(Records from a collection of figures)
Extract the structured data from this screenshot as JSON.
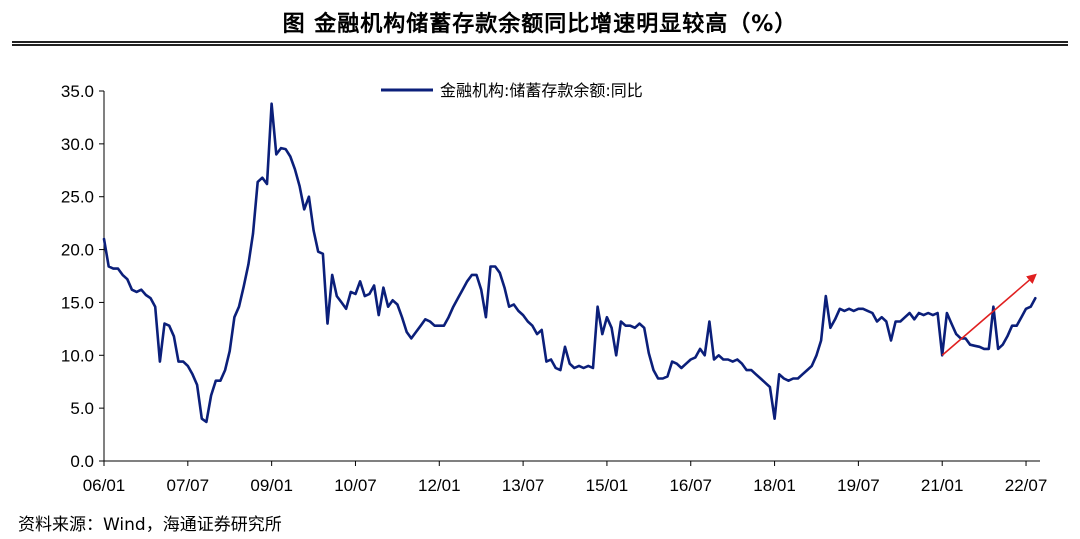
{
  "title": "图  金融机构储蓄存款余额同比增速明显较高（%）",
  "source": "资料来源：Wind，海通证券研究所",
  "chart_data": {
    "type": "line",
    "x_ticks": [
      "06/01",
      "07/07",
      "09/01",
      "10/07",
      "12/01",
      "13/07",
      "15/01",
      "16/07",
      "18/01",
      "19/07",
      "21/01",
      "22/07"
    ],
    "ylim": [
      0,
      35
    ],
    "y_ticks": [
      "0.0",
      "5.0",
      "10.0",
      "15.0",
      "20.0",
      "25.0",
      "30.0",
      "35.0"
    ],
    "grid": false,
    "legend_position": "top-center",
    "series": [
      {
        "name": "金融机构:储蓄存款余额:同比",
        "color": "#0b1f7a",
        "x": [
          "2006-01",
          "2006-02",
          "2006-03",
          "2006-04",
          "2006-05",
          "2006-06",
          "2006-07",
          "2006-08",
          "2006-09",
          "2006-10",
          "2006-11",
          "2006-12",
          "2007-01",
          "2007-02",
          "2007-03",
          "2007-04",
          "2007-05",
          "2007-06",
          "2007-07",
          "2007-08",
          "2007-09",
          "2007-10",
          "2007-11",
          "2007-12",
          "2008-01",
          "2008-02",
          "2008-03",
          "2008-04",
          "2008-05",
          "2008-06",
          "2008-07",
          "2008-08",
          "2008-09",
          "2008-10",
          "2008-11",
          "2008-12",
          "2009-01",
          "2009-02",
          "2009-03",
          "2009-04",
          "2009-05",
          "2009-06",
          "2009-07",
          "2009-08",
          "2009-09",
          "2009-10",
          "2009-11",
          "2009-12",
          "2010-01",
          "2010-02",
          "2010-03",
          "2010-04",
          "2010-05",
          "2010-06",
          "2010-07",
          "2010-08",
          "2010-09",
          "2010-10",
          "2010-11",
          "2010-12",
          "2011-01",
          "2011-02",
          "2011-03",
          "2011-04",
          "2011-05",
          "2011-06",
          "2011-07",
          "2011-08",
          "2011-09",
          "2011-10",
          "2011-11",
          "2011-12",
          "2012-01",
          "2012-02",
          "2012-03",
          "2012-04",
          "2012-05",
          "2012-06",
          "2012-07",
          "2012-08",
          "2012-09",
          "2012-10",
          "2012-11",
          "2012-12",
          "2013-01",
          "2013-02",
          "2013-03",
          "2013-04",
          "2013-05",
          "2013-06",
          "2013-07",
          "2013-08",
          "2013-09",
          "2013-10",
          "2013-11",
          "2013-12",
          "2014-01",
          "2014-02",
          "2014-03",
          "2014-04",
          "2014-05",
          "2014-06",
          "2014-07",
          "2014-08",
          "2014-09",
          "2014-10",
          "2014-11",
          "2014-12",
          "2015-01",
          "2015-02",
          "2015-03",
          "2015-04",
          "2015-05",
          "2015-06",
          "2015-07",
          "2015-08",
          "2015-09",
          "2015-10",
          "2015-11",
          "2015-12",
          "2016-01",
          "2016-02",
          "2016-03",
          "2016-04",
          "2016-05",
          "2016-06",
          "2016-07",
          "2016-08",
          "2016-09",
          "2016-10",
          "2016-11",
          "2016-12",
          "2017-01",
          "2017-02",
          "2017-03",
          "2017-04",
          "2017-05",
          "2017-06",
          "2017-07",
          "2017-08",
          "2017-09",
          "2017-10",
          "2017-11",
          "2017-12",
          "2018-01",
          "2018-02",
          "2018-03",
          "2018-04",
          "2018-05",
          "2018-06",
          "2018-07",
          "2018-08",
          "2018-09",
          "2018-10",
          "2018-11",
          "2018-12",
          "2019-01",
          "2019-02",
          "2019-03",
          "2019-04",
          "2019-05",
          "2019-06",
          "2019-07",
          "2019-08",
          "2019-09",
          "2019-10",
          "2019-11",
          "2019-12",
          "2020-01",
          "2020-02",
          "2020-03",
          "2020-04",
          "2020-05",
          "2020-06",
          "2020-07",
          "2020-08",
          "2020-09",
          "2020-10",
          "2020-11",
          "2020-12",
          "2021-01",
          "2021-02",
          "2021-03",
          "2021-04",
          "2021-05",
          "2021-06",
          "2021-07",
          "2021-08",
          "2021-09",
          "2021-10",
          "2021-11",
          "2021-12",
          "2022-01",
          "2022-02",
          "2022-03",
          "2022-04",
          "2022-05",
          "2022-06",
          "2022-07",
          "2022-08",
          "2022-09"
        ],
        "y": [
          21.0,
          18.4,
          18.2,
          18.2,
          17.6,
          17.2,
          16.2,
          16.0,
          16.2,
          15.7,
          15.4,
          14.6,
          9.4,
          13.0,
          12.8,
          11.8,
          9.4,
          9.4,
          9.0,
          8.2,
          7.2,
          4.0,
          3.7,
          6.2,
          7.6,
          7.6,
          8.6,
          10.4,
          13.6,
          14.6,
          16.5,
          18.6,
          21.5,
          26.4,
          26.8,
          26.2,
          33.8,
          29.0,
          29.6,
          29.5,
          28.8,
          27.6,
          26.0,
          23.8,
          25.0,
          21.8,
          19.8,
          19.6,
          13.0,
          17.6,
          15.6,
          15.0,
          14.4,
          16.0,
          15.8,
          17.0,
          15.6,
          15.8,
          16.6,
          13.8,
          16.4,
          14.6,
          15.2,
          14.8,
          13.6,
          12.2,
          11.6,
          12.2,
          12.8,
          13.4,
          13.2,
          12.8,
          12.8,
          12.8,
          13.6,
          14.6,
          15.4,
          16.2,
          17.0,
          17.6,
          17.6,
          16.2,
          13.6,
          18.4,
          18.4,
          17.8,
          16.4,
          14.6,
          14.8,
          14.2,
          13.8,
          13.2,
          12.8,
          12.0,
          12.4,
          9.4,
          9.6,
          8.8,
          8.6,
          10.8,
          9.2,
          8.8,
          9.0,
          8.8,
          9.0,
          8.8,
          14.6,
          12.0,
          13.6,
          12.6,
          10.0,
          13.2,
          12.8,
          12.8,
          12.6,
          13.0,
          12.6,
          10.2,
          8.6,
          7.8,
          7.8,
          8.0,
          9.4,
          9.2,
          8.8,
          9.2,
          9.6,
          9.8,
          10.6,
          10.0,
          13.2,
          9.6,
          10.0,
          9.6,
          9.6,
          9.4,
          9.6,
          9.2,
          8.6,
          8.6,
          8.2,
          7.8,
          7.4,
          7.0,
          4.0,
          8.2,
          7.8,
          7.6,
          7.8,
          7.8,
          8.2,
          8.6,
          9.0,
          10.0,
          11.4,
          15.6,
          12.6,
          13.4,
          14.4,
          14.2,
          14.4,
          14.2,
          14.4,
          14.4,
          14.2,
          14.0,
          13.2,
          13.6,
          13.2,
          11.4,
          13.2,
          13.2,
          13.6,
          14.0,
          13.4,
          14.0,
          13.8,
          14.0,
          13.8,
          14.0,
          10.0,
          14.0,
          13.0,
          12.0,
          11.6,
          11.6,
          11.0,
          10.9,
          10.8,
          10.6,
          10.6,
          14.6,
          10.6,
          11.0,
          11.8,
          12.8,
          12.8,
          13.6,
          14.4,
          14.6,
          15.4
        ]
      }
    ],
    "annotations": [
      {
        "type": "arrow",
        "color": "#e02020",
        "from": [
          "2021-01",
          10.0
        ],
        "to": [
          "2022-09",
          17.6
        ]
      }
    ]
  }
}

Problem description.
Copy out each line word for word, please, skipping the images.

Solution below.
Extract the structured data from this screenshot as JSON.
{
  "title": "图  金融机构储蓄存款余额同比增速明显较高（%）",
  "source": "资料来源：Wind，海通证券研究所",
  "chart_data": {
    "type": "line",
    "x_ticks": [
      "06/01",
      "07/07",
      "09/01",
      "10/07",
      "12/01",
      "13/07",
      "15/01",
      "16/07",
      "18/01",
      "19/07",
      "21/01",
      "22/07"
    ],
    "ylim": [
      0,
      35
    ],
    "y_ticks": [
      "0.0",
      "5.0",
      "10.0",
      "15.0",
      "20.0",
      "25.0",
      "30.0",
      "35.0"
    ],
    "grid": false,
    "legend_position": "top-center",
    "series": [
      {
        "name": "金融机构:储蓄存款余额:同比",
        "color": "#0b1f7a",
        "x": [
          "2006-01",
          "2006-02",
          "2006-03",
          "2006-04",
          "2006-05",
          "2006-06",
          "2006-07",
          "2006-08",
          "2006-09",
          "2006-10",
          "2006-11",
          "2006-12",
          "2007-01",
          "2007-02",
          "2007-03",
          "2007-04",
          "2007-05",
          "2007-06",
          "2007-07",
          "2007-08",
          "2007-09",
          "2007-10",
          "2007-11",
          "2007-12",
          "2008-01",
          "2008-02",
          "2008-03",
          "2008-04",
          "2008-05",
          "2008-06",
          "2008-07",
          "2008-08",
          "2008-09",
          "2008-10",
          "2008-11",
          "2008-12",
          "2009-01",
          "2009-02",
          "2009-03",
          "2009-04",
          "2009-05",
          "2009-06",
          "2009-07",
          "2009-08",
          "2009-09",
          "2009-10",
          "2009-11",
          "2009-12",
          "2010-01",
          "2010-02",
          "2010-03",
          "2010-04",
          "2010-05",
          "2010-06",
          "2010-07",
          "2010-08",
          "2010-09",
          "2010-10",
          "2010-11",
          "2010-12",
          "2011-01",
          "2011-02",
          "2011-03",
          "2011-04",
          "2011-05",
          "2011-06",
          "2011-07",
          "2011-08",
          "2011-09",
          "2011-10",
          "2011-11",
          "2011-12",
          "2012-01",
          "2012-02",
          "2012-03",
          "2012-04",
          "2012-05",
          "2012-06",
          "2012-07",
          "2012-08",
          "2012-09",
          "2012-10",
          "2012-11",
          "2012-12",
          "2013-01",
          "2013-02",
          "2013-03",
          "2013-04",
          "2013-05",
          "2013-06",
          "2013-07",
          "2013-08",
          "2013-09",
          "2013-10",
          "2013-11",
          "2013-12",
          "2014-01",
          "2014-02",
          "2014-03",
          "2014-04",
          "2014-05",
          "2014-06",
          "2014-07",
          "2014-08",
          "2014-09",
          "2014-10",
          "2014-11",
          "2014-12",
          "2015-01",
          "2015-02",
          "2015-03",
          "2015-04",
          "2015-05",
          "2015-06",
          "2015-07",
          "2015-08",
          "2015-09",
          "2015-10",
          "2015-11",
          "2015-12",
          "2016-01",
          "2016-02",
          "2016-03",
          "2016-04",
          "2016-05",
          "2016-06",
          "2016-07",
          "2016-08",
          "2016-09",
          "2016-10",
          "2016-11",
          "2016-12",
          "2017-01",
          "2017-02",
          "2017-03",
          "2017-04",
          "2017-05",
          "2017-06",
          "2017-07",
          "2017-08",
          "2017-09",
          "2017-10",
          "2017-11",
          "2017-12",
          "2018-01",
          "2018-02",
          "2018-03",
          "2018-04",
          "2018-05",
          "2018-06",
          "2018-07",
          "2018-08",
          "2018-09",
          "2018-10",
          "2018-11",
          "2018-12",
          "2019-01",
          "2019-02",
          "2019-03",
          "2019-04",
          "2019-05",
          "2019-06",
          "2019-07",
          "2019-08",
          "2019-09",
          "2019-10",
          "2019-11",
          "2019-12",
          "2020-01",
          "2020-02",
          "2020-03",
          "2020-04",
          "2020-05",
          "2020-06",
          "2020-07",
          "2020-08",
          "2020-09",
          "2020-10",
          "2020-11",
          "2020-12",
          "2021-01",
          "2021-02",
          "2021-03",
          "2021-04",
          "2021-05",
          "2021-06",
          "2021-07",
          "2021-08",
          "2021-09",
          "2021-10",
          "2021-11",
          "2021-12",
          "2022-01",
          "2022-02",
          "2022-03",
          "2022-04",
          "2022-05",
          "2022-06",
          "2022-07",
          "2022-08",
          "2022-09"
        ],
        "y": [
          21.0,
          18.4,
          18.2,
          18.2,
          17.6,
          17.2,
          16.2,
          16.0,
          16.2,
          15.7,
          15.4,
          14.6,
          9.4,
          13.0,
          12.8,
          11.8,
          9.4,
          9.4,
          9.0,
          8.2,
          7.2,
          4.0,
          3.7,
          6.2,
          7.6,
          7.6,
          8.6,
          10.4,
          13.6,
          14.6,
          16.5,
          18.6,
          21.5,
          26.4,
          26.8,
          26.2,
          33.8,
          29.0,
          29.6,
          29.5,
          28.8,
          27.6,
          26.0,
          23.8,
          25.0,
          21.8,
          19.8,
          19.6,
          13.0,
          17.6,
          15.6,
          15.0,
          14.4,
          16.0,
          15.8,
          17.0,
          15.6,
          15.8,
          16.6,
          13.8,
          16.4,
          14.6,
          15.2,
          14.8,
          13.6,
          12.2,
          11.6,
          12.2,
          12.8,
          13.4,
          13.2,
          12.8,
          12.8,
          12.8,
          13.6,
          14.6,
          15.4,
          16.2,
          17.0,
          17.6,
          17.6,
          16.2,
          13.6,
          18.4,
          18.4,
          17.8,
          16.4,
          14.6,
          14.8,
          14.2,
          13.8,
          13.2,
          12.8,
          12.0,
          12.4,
          9.4,
          9.6,
          8.8,
          8.6,
          10.8,
          9.2,
          8.8,
          9.0,
          8.8,
          9.0,
          8.8,
          14.6,
          12.0,
          13.6,
          12.6,
          10.0,
          13.2,
          12.8,
          12.8,
          12.6,
          13.0,
          12.6,
          10.2,
          8.6,
          7.8,
          7.8,
          8.0,
          9.4,
          9.2,
          8.8,
          9.2,
          9.6,
          9.8,
          10.6,
          10.0,
          13.2,
          9.6,
          10.0,
          9.6,
          9.6,
          9.4,
          9.6,
          9.2,
          8.6,
          8.6,
          8.2,
          7.8,
          7.4,
          7.0,
          4.0,
          8.2,
          7.8,
          7.6,
          7.8,
          7.8,
          8.2,
          8.6,
          9.0,
          10.0,
          11.4,
          15.6,
          12.6,
          13.4,
          14.4,
          14.2,
          14.4,
          14.2,
          14.4,
          14.4,
          14.2,
          14.0,
          13.2,
          13.6,
          13.2,
          11.4,
          13.2,
          13.2,
          13.6,
          14.0,
          13.4,
          14.0,
          13.8,
          14.0,
          13.8,
          14.0,
          10.0,
          14.0,
          13.0,
          12.0,
          11.6,
          11.6,
          11.0,
          10.9,
          10.8,
          10.6,
          10.6,
          14.6,
          10.6,
          11.0,
          11.8,
          12.8,
          12.8,
          13.6,
          14.4,
          14.6,
          15.4
        ]
      }
    ],
    "annotations": [
      {
        "type": "arrow",
        "color": "#e02020",
        "from": [
          "2021-01",
          10.0
        ],
        "to": [
          "2022-09",
          17.6
        ]
      }
    ]
  }
}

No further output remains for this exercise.